> **Written instruction**
In the records, from the line with "next-page-button[interactable]: › —" up to and including the line with "table-row[interactable]: Melissa Mosley504", substitute "attendance-rate-cell" for "attendance-percent-cell" and copy those lines with no other change.

Records contained in a dataset
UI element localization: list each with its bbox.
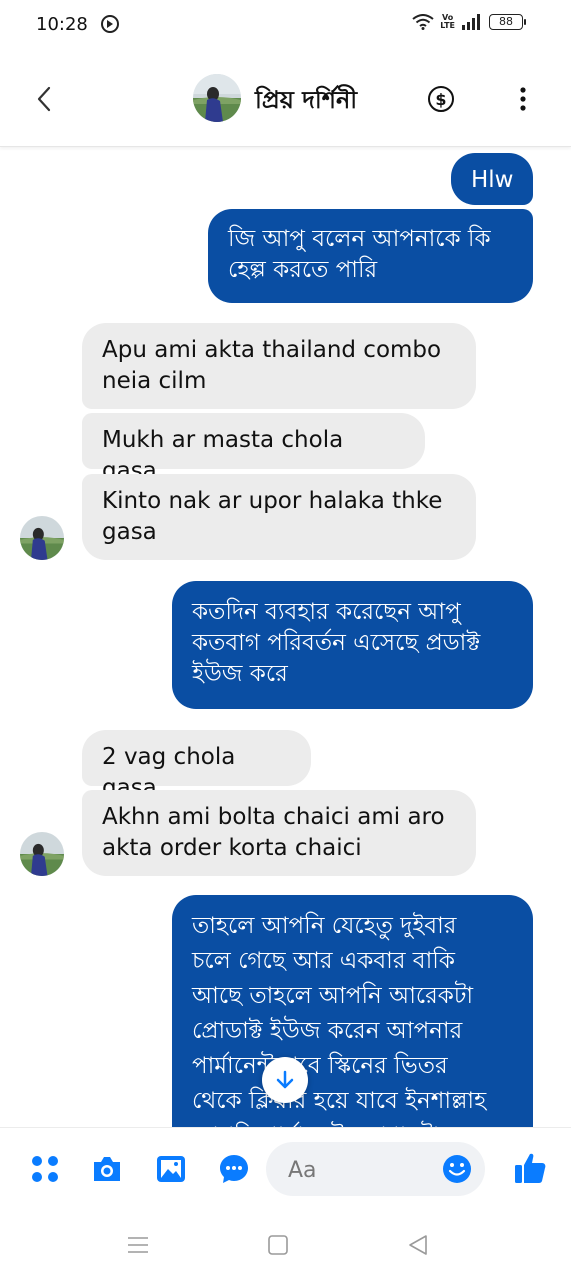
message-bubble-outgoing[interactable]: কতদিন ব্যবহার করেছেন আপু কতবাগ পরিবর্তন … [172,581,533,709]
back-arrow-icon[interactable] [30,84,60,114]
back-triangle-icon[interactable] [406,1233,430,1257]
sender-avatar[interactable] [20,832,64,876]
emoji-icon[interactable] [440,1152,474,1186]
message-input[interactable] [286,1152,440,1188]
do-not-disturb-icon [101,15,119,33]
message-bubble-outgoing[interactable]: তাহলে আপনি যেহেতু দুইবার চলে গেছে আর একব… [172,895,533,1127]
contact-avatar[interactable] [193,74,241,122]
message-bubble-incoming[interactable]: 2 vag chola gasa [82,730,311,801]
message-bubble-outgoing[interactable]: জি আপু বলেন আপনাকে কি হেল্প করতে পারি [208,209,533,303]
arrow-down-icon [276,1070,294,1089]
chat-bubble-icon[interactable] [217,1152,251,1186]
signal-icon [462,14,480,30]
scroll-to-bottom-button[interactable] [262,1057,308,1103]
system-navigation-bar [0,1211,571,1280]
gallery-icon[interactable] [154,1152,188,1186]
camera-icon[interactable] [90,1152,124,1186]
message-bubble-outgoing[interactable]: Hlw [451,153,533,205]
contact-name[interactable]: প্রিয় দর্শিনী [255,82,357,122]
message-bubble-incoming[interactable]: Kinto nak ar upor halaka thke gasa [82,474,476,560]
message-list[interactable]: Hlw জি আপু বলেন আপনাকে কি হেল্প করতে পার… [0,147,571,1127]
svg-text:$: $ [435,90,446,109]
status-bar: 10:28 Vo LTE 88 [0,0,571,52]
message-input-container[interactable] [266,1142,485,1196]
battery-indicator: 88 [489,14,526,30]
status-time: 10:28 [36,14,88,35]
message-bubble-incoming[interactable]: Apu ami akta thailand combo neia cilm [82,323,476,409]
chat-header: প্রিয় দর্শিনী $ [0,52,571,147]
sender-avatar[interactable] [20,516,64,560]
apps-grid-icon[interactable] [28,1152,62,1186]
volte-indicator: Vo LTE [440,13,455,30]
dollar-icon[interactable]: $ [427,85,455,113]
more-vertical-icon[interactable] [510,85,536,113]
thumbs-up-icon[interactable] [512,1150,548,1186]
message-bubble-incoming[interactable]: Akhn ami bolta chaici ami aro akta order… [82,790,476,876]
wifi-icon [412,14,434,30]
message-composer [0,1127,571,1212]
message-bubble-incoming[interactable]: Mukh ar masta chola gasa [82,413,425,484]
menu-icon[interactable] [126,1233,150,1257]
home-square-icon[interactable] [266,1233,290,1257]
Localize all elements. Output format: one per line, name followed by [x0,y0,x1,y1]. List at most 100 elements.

...

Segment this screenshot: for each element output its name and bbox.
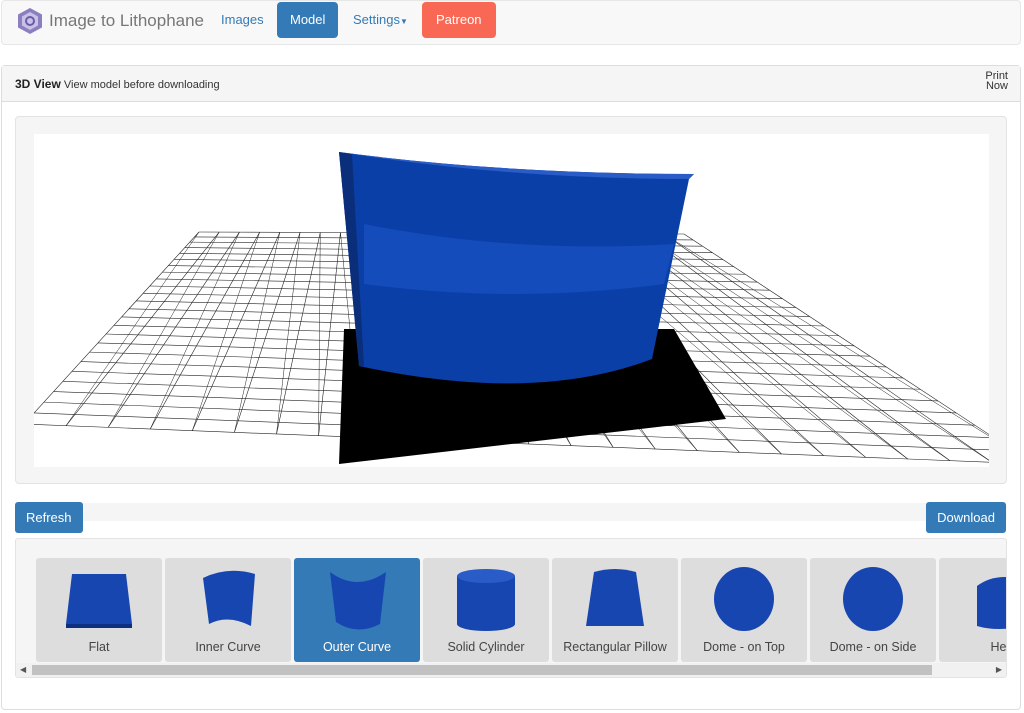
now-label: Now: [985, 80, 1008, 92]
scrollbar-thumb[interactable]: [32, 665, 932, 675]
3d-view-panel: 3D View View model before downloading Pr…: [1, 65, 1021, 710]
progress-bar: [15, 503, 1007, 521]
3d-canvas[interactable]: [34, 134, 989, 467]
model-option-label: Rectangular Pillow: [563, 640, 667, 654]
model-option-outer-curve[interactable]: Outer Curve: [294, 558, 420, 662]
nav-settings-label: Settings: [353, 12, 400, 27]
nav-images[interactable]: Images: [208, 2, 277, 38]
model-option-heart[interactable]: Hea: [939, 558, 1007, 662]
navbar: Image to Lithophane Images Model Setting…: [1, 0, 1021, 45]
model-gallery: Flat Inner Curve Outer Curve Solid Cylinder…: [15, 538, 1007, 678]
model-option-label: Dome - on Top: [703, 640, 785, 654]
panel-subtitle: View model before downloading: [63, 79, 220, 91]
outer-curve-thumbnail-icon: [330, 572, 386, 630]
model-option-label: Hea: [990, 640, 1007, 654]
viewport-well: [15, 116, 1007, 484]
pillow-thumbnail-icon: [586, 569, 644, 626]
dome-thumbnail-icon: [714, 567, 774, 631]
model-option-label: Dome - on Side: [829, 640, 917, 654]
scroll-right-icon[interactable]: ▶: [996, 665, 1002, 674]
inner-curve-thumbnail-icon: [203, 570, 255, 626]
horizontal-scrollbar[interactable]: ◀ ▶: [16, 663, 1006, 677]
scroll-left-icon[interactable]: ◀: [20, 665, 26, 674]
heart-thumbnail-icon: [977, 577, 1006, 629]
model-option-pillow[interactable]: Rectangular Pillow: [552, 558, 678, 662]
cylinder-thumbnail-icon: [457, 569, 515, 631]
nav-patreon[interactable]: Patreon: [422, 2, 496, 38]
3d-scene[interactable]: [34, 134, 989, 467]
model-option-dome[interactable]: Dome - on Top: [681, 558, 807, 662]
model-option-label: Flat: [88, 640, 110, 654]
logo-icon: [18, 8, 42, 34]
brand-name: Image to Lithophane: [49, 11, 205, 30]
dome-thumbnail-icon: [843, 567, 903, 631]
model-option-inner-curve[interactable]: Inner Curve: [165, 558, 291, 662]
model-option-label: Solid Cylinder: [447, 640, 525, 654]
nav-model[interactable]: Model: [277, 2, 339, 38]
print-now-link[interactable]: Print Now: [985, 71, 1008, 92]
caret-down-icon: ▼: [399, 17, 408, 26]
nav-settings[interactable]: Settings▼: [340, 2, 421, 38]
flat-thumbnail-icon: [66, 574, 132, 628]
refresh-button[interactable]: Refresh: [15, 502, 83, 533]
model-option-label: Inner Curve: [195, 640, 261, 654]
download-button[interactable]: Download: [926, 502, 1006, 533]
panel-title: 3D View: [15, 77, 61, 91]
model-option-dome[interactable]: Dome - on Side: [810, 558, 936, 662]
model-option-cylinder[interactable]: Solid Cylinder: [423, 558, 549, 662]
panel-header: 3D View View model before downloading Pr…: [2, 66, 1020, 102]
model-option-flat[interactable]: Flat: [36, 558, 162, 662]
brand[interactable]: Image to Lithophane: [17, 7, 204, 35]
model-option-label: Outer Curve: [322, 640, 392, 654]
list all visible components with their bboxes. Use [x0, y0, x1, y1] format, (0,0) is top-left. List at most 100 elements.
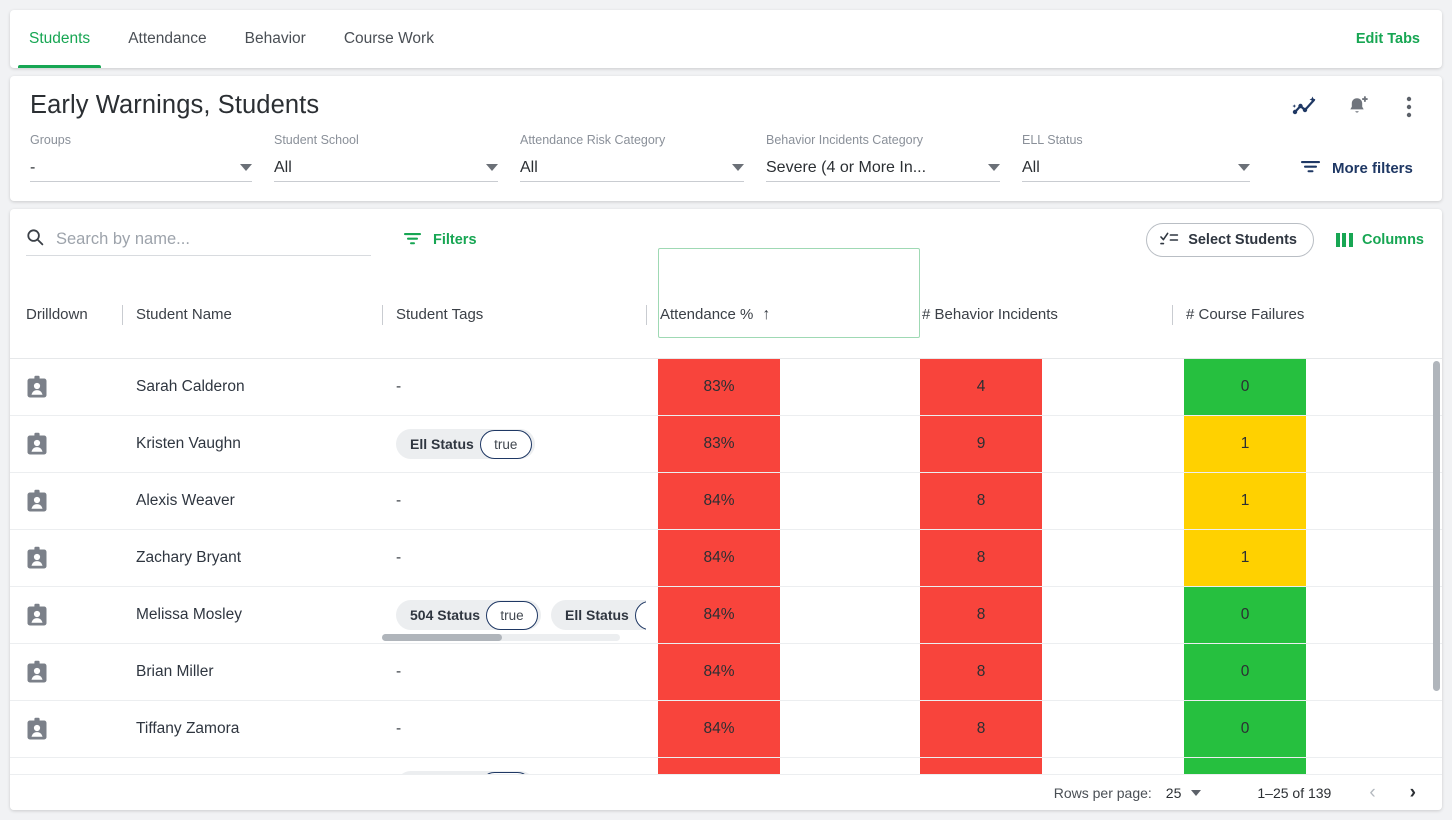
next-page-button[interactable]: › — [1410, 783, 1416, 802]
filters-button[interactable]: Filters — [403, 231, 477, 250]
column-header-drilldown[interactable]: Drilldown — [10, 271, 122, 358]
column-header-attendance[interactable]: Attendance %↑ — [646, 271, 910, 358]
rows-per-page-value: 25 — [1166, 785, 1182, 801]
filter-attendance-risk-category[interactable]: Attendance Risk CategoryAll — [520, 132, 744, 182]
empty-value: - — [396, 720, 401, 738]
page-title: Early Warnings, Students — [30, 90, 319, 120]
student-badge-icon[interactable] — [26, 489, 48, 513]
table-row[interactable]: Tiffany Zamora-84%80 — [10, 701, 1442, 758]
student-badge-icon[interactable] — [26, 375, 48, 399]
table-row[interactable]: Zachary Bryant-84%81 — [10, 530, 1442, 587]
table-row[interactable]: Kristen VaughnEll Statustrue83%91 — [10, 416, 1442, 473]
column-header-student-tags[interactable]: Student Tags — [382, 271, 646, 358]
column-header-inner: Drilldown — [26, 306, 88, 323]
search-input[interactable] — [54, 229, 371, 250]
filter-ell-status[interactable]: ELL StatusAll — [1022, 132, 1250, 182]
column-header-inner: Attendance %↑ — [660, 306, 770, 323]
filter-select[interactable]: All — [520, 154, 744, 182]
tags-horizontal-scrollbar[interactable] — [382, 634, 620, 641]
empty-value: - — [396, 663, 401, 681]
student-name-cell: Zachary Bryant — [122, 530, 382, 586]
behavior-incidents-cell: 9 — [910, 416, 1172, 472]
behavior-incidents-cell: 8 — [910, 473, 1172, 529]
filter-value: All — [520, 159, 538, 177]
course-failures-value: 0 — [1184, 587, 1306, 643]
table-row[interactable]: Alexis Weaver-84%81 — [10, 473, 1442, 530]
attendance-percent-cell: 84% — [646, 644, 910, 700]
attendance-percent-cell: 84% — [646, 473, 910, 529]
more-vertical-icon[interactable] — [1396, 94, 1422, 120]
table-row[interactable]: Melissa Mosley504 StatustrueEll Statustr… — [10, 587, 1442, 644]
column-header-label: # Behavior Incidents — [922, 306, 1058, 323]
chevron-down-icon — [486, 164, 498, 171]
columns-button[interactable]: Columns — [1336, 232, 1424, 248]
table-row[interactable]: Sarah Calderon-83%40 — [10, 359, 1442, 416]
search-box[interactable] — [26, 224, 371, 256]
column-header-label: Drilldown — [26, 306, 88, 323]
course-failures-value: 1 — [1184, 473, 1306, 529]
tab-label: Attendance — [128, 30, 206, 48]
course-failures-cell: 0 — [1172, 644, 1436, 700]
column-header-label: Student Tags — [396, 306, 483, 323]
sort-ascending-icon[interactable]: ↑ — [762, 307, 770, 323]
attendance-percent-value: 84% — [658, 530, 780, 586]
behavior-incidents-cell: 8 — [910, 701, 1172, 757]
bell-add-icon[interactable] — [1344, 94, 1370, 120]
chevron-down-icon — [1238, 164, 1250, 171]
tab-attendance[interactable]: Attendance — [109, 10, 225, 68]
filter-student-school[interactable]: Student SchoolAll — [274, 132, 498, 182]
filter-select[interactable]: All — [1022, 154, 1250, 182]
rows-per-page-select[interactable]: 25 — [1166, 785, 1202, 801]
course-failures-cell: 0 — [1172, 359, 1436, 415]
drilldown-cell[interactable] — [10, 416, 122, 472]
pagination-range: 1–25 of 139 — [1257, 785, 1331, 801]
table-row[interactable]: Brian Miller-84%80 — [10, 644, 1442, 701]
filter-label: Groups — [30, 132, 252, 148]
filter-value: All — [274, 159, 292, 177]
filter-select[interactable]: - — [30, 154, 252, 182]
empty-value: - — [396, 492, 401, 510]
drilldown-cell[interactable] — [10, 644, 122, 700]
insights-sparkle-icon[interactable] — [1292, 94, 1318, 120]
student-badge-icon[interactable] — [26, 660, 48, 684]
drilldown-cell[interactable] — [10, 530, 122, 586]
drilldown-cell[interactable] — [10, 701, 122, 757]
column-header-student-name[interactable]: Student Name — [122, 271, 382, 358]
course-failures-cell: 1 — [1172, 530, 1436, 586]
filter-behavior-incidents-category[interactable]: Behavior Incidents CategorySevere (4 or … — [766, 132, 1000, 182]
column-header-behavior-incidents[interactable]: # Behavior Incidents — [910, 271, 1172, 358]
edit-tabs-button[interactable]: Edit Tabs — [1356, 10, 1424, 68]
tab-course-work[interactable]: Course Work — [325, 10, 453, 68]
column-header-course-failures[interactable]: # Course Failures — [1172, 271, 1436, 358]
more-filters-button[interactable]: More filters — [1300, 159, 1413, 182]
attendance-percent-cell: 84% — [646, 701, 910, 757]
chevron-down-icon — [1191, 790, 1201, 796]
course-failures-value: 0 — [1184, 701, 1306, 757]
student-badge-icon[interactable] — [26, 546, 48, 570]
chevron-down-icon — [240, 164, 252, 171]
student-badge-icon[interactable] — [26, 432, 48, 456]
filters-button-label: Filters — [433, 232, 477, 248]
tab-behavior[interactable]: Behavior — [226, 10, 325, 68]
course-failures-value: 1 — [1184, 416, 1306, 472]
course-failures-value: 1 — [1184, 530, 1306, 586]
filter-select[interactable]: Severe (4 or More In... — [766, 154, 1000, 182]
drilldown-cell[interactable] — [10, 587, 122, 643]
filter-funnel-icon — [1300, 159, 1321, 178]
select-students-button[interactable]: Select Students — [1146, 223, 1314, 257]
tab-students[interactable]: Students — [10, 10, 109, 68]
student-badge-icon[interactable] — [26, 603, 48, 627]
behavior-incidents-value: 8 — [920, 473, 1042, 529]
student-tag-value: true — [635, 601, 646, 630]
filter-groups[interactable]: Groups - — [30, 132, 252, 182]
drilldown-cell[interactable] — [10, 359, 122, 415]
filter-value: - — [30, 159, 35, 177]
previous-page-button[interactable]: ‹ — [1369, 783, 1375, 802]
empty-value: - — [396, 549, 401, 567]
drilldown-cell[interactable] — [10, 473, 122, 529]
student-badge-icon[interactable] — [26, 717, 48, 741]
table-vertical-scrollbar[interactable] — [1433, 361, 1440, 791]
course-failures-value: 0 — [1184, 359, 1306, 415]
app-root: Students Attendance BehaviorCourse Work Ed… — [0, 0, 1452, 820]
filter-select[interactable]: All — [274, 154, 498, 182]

> **Answer in full**
next-page-button[interactable]: › — [1410, 783, 1416, 802]
filters-button[interactable]: Filters — [403, 231, 477, 250]
column-header-drilldown[interactable]: Drilldown — [10, 271, 122, 358]
column-header-attendance[interactable]: Attendance %↑ — [646, 271, 910, 358]
rows-per-page-value: 25 — [1166, 785, 1182, 801]
filter-attendance-risk-category[interactable]: Attendance Risk CategoryAll — [520, 132, 744, 182]
empty-value: - — [396, 720, 401, 738]
page-title: Early Warnings, Students — [30, 90, 319, 120]
student-badge-icon[interactable] — [26, 489, 48, 513]
table-row[interactable]: Tiffany Zamora-84%80 — [10, 701, 1442, 758]
student-badge-icon[interactable] — [26, 375, 48, 399]
table-row[interactable]: Zachary Bryant-84%81 — [10, 530, 1442, 587]
table-row[interactable]: Kristen VaughnEll Statustrue83%91 — [10, 416, 1442, 473]
column-header-student-tags[interactable]: Student Tags — [382, 271, 646, 358]
column-header-inner: Drilldown — [26, 306, 88, 323]
search-input[interactable] — [54, 229, 371, 250]
filter-ell-status[interactable]: ELL StatusAll — [1022, 132, 1250, 182]
column-header-inner: Attendance %↑ — [660, 306, 770, 323]
filter-select[interactable]: All — [520, 154, 744, 182]
tags-horizontal-scrollbar[interactable] — [382, 634, 620, 641]
empty-value: - — [396, 663, 401, 681]
student-name-cell: Zachary Bryant — [122, 530, 382, 586]
behavior-incidents-cell: 9 — [910, 416, 1172, 472]
behavior-incidents-cell: 8 — [910, 473, 1172, 529]
filter-value: All — [520, 159, 538, 177]
course-failures-value: 0 — [1184, 587, 1306, 643]
table-row[interactable]: Alexis Weaver-84%81 — [10, 473, 1442, 530]
attendance-rate-cell: 84% — [646, 644, 910, 700]
attendance-rate-cell: 84% — [646, 473, 910, 529]
more-vertical-icon[interactable] — [1396, 94, 1422, 120]
table-row[interactable]: Melissa Mosley504 StatustrueEll Statustr… — [10, 587, 1442, 644]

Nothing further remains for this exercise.